[Set problem]
Copy all lines below exactly as written. Leave pictures out.

——————

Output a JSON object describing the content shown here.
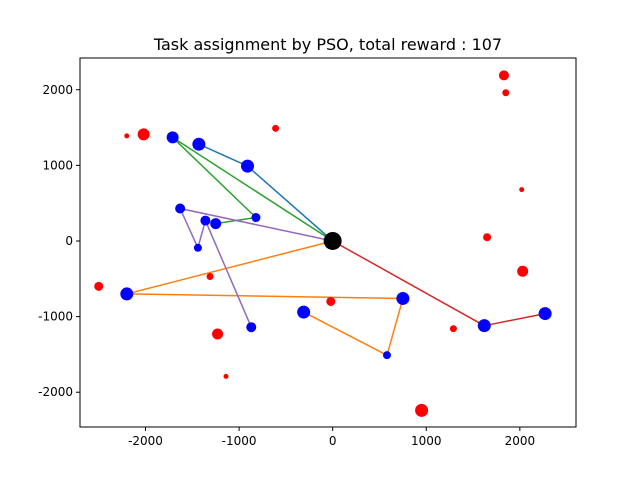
{
  "chart_data": {
    "type": "scatter",
    "title": "Task assignment by PSO, total reward : 107",
    "xlabel": "",
    "ylabel": "",
    "xlim": [
      -2700,
      2600
    ],
    "ylim": [
      -2460,
      2420
    ],
    "x_ticks": [
      -2000,
      -1000,
      0,
      1000,
      2000
    ],
    "y_ticks": [
      -2000,
      -1000,
      0,
      1000,
      2000
    ],
    "grid": false,
    "legend": "none",
    "colors": {
      "task_unassigned": "#ff0000",
      "task_assigned": "#0000ff",
      "depot": "#000000",
      "routes": [
        "#1f77b4",
        "#ff7f0e",
        "#2ca02c",
        "#d62728",
        "#9467bd"
      ]
    },
    "depot": {
      "x": 0,
      "y": 0,
      "size": 18
    },
    "unassigned_tasks": [
      {
        "x": 1830,
        "y": 2190,
        "size": 10
      },
      {
        "x": 1850,
        "y": 1960,
        "size": 7
      },
      {
        "x": -2020,
        "y": 1410,
        "size": 12
      },
      {
        "x": -2200,
        "y": 1390,
        "size": 5
      },
      {
        "x": -610,
        "y": 1490,
        "size": 7
      },
      {
        "x": 2020,
        "y": 680,
        "size": 5
      },
      {
        "x": 1650,
        "y": 50,
        "size": 8
      },
      {
        "x": 2030,
        "y": -400,
        "size": 11
      },
      {
        "x": -2500,
        "y": -600,
        "size": 9
      },
      {
        "x": -1310,
        "y": -470,
        "size": 7
      },
      {
        "x": -20,
        "y": -800,
        "size": 9
      },
      {
        "x": 1290,
        "y": -1160,
        "size": 7
      },
      {
        "x": -1230,
        "y": -1230,
        "size": 11
      },
      {
        "x": -1140,
        "y": -1790,
        "size": 5
      },
      {
        "x": 950,
        "y": -2240,
        "size": 13
      }
    ],
    "assigned_tasks": [
      {
        "x": -1710,
        "y": 1370,
        "size": 12
      },
      {
        "x": -1430,
        "y": 1280,
        "size": 13
      },
      {
        "x": -910,
        "y": 990,
        "size": 13
      },
      {
        "x": -1630,
        "y": 430,
        "size": 10
      },
      {
        "x": -1360,
        "y": 270,
        "size": 10
      },
      {
        "x": -1250,
        "y": 230,
        "size": 11
      },
      {
        "x": -820,
        "y": 310,
        "size": 9
      },
      {
        "x": -1440,
        "y": -90,
        "size": 8
      },
      {
        "x": -2200,
        "y": -700,
        "size": 13
      },
      {
        "x": -870,
        "y": -1140,
        "size": 10
      },
      {
        "x": -310,
        "y": -940,
        "size": 13
      },
      {
        "x": 750,
        "y": -760,
        "size": 13
      },
      {
        "x": 580,
        "y": -1510,
        "size": 8
      },
      {
        "x": 1620,
        "y": -1120,
        "size": 13
      },
      {
        "x": 2270,
        "y": -960,
        "size": 13
      }
    ],
    "routes": [
      {
        "points": [
          [
            0,
            0
          ],
          [
            -910,
            990
          ],
          [
            -1430,
            1280
          ]
        ]
      },
      {
        "points": [
          [
            0,
            0
          ],
          [
            -2200,
            -700
          ],
          [
            750,
            -760
          ],
          [
            580,
            -1510
          ],
          [
            -310,
            -940
          ]
        ]
      },
      {
        "points": [
          [
            0,
            0
          ],
          [
            -1710,
            1370
          ],
          [
            -820,
            310
          ],
          [
            -1250,
            230
          ]
        ]
      },
      {
        "points": [
          [
            0,
            0
          ],
          [
            1620,
            -1120
          ],
          [
            2270,
            -960
          ]
        ]
      },
      {
        "points": [
          [
            0,
            0
          ],
          [
            -1630,
            430
          ],
          [
            -1440,
            -90
          ],
          [
            -1360,
            270
          ],
          [
            -870,
            -1140
          ]
        ]
      }
    ]
  }
}
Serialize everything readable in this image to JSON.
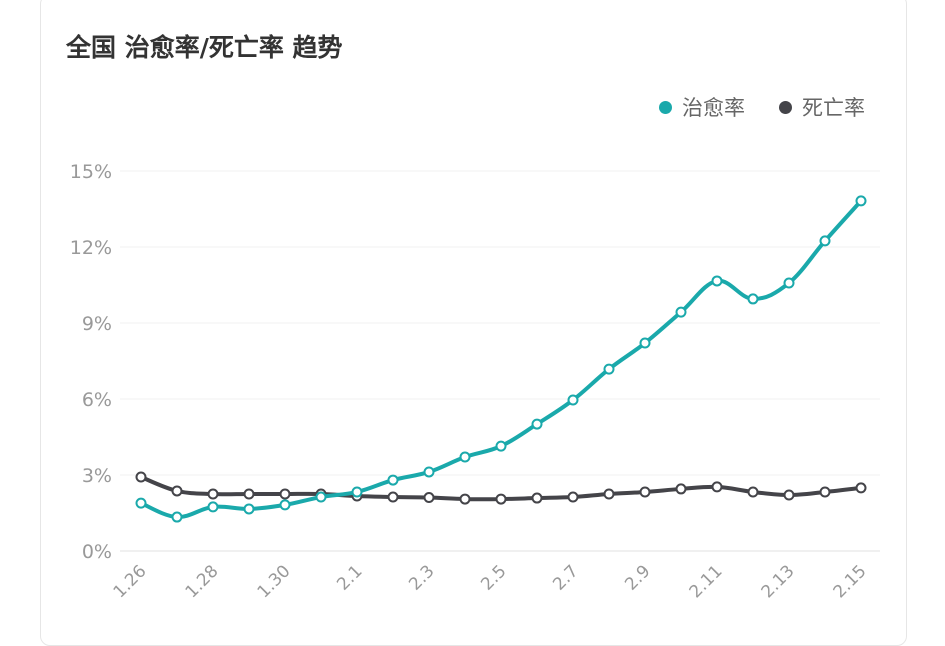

——————

[Result of the exercise]
Output a JSON object describing the content shown here.
{
  "chart_data": {
    "type": "scatter",
    "title": "Task assignment by PSO, total reward : 107",
    "xlabel": "",
    "ylabel": "",
    "xlim": [
      -2700,
      2600
    ],
    "ylim": [
      -2460,
      2420
    ],
    "x_ticks": [
      -2000,
      -1000,
      0,
      1000,
      2000
    ],
    "y_ticks": [
      -2000,
      -1000,
      0,
      1000,
      2000
    ],
    "grid": false,
    "legend": "none",
    "colors": {
      "task_unassigned": "#ff0000",
      "task_assigned": "#0000ff",
      "depot": "#000000",
      "routes": [
        "#1f77b4",
        "#ff7f0e",
        "#2ca02c",
        "#d62728",
        "#9467bd"
      ]
    },
    "depot": {
      "x": 0,
      "y": 0,
      "size": 18
    },
    "unassigned_tasks": [
      {
        "x": 1830,
        "y": 2190,
        "size": 10
      },
      {
        "x": 1850,
        "y": 1960,
        "size": 7
      },
      {
        "x": -2020,
        "y": 1410,
        "size": 12
      },
      {
        "x": -2200,
        "y": 1390,
        "size": 5
      },
      {
        "x": -610,
        "y": 1490,
        "size": 7
      },
      {
        "x": 2020,
        "y": 680,
        "size": 5
      },
      {
        "x": 1650,
        "y": 50,
        "size": 8
      },
      {
        "x": 2030,
        "y": -400,
        "size": 11
      },
      {
        "x": -2500,
        "y": -600,
        "size": 9
      },
      {
        "x": -1310,
        "y": -470,
        "size": 7
      },
      {
        "x": -20,
        "y": -800,
        "size": 9
      },
      {
        "x": 1290,
        "y": -1160,
        "size": 7
      },
      {
        "x": -1230,
        "y": -1230,
        "size": 11
      },
      {
        "x": -1140,
        "y": -1790,
        "size": 5
      },
      {
        "x": 950,
        "y": -2240,
        "size": 13
      }
    ],
    "assigned_tasks": [
      {
        "x": -1710,
        "y": 1370,
        "size": 12
      },
      {
        "x": -1430,
        "y": 1280,
        "size": 13
      },
      {
        "x": -910,
        "y": 990,
        "size": 13
      },
      {
        "x": -1630,
        "y": 430,
        "size": 10
      },
      {
        "x": -1360,
        "y": 270,
        "size": 10
      },
      {
        "x": -1250,
        "y": 230,
        "size": 11
      },
      {
        "x": -820,
        "y": 310,
        "size": 9
      },
      {
        "x": -1440,
        "y": -90,
        "size": 8
      },
      {
        "x": -2200,
        "y": -700,
        "size": 13
      },
      {
        "x": -870,
        "y": -1140,
        "size": 10
      },
      {
        "x": -310,
        "y": -940,
        "size": 13
      },
      {
        "x": 750,
        "y": -760,
        "size": 13
      },
      {
        "x": 580,
        "y": -1510,
        "size": 8
      },
      {
        "x": 1620,
        "y": -1120,
        "size": 13
      },
      {
        "x": 2270,
        "y": -960,
        "size": 13
      }
    ],
    "routes": [
      {
        "points": [
          [
            0,
            0
          ],
          [
            -910,
            990
          ],
          [
            -1430,
            1280
          ]
        ]
      },
      {
        "points": [
          [
            0,
            0
          ],
          [
            -2200,
            -700
          ],
          [
            750,
            -760
          ],
          [
            580,
            -1510
          ],
          [
            -310,
            -940
          ]
        ]
      },
      {
        "points": [
          [
            0,
            0
          ],
          [
            -1710,
            1370
          ],
          [
            -820,
            310
          ],
          [
            -1250,
            230
          ]
        ]
      },
      {
        "points": [
          [
            0,
            0
          ],
          [
            1620,
            -1120
          ],
          [
            2270,
            -960
          ]
        ]
      },
      {
        "points": [
          [
            0,
            0
          ],
          [
            -1630,
            430
          ],
          [
            -1440,
            -90
          ],
          [
            -1360,
            270
          ],
          [
            -870,
            -1140
          ]
        ]
      }
    ]
  }
}
Serialize everything readable in this image to JSON.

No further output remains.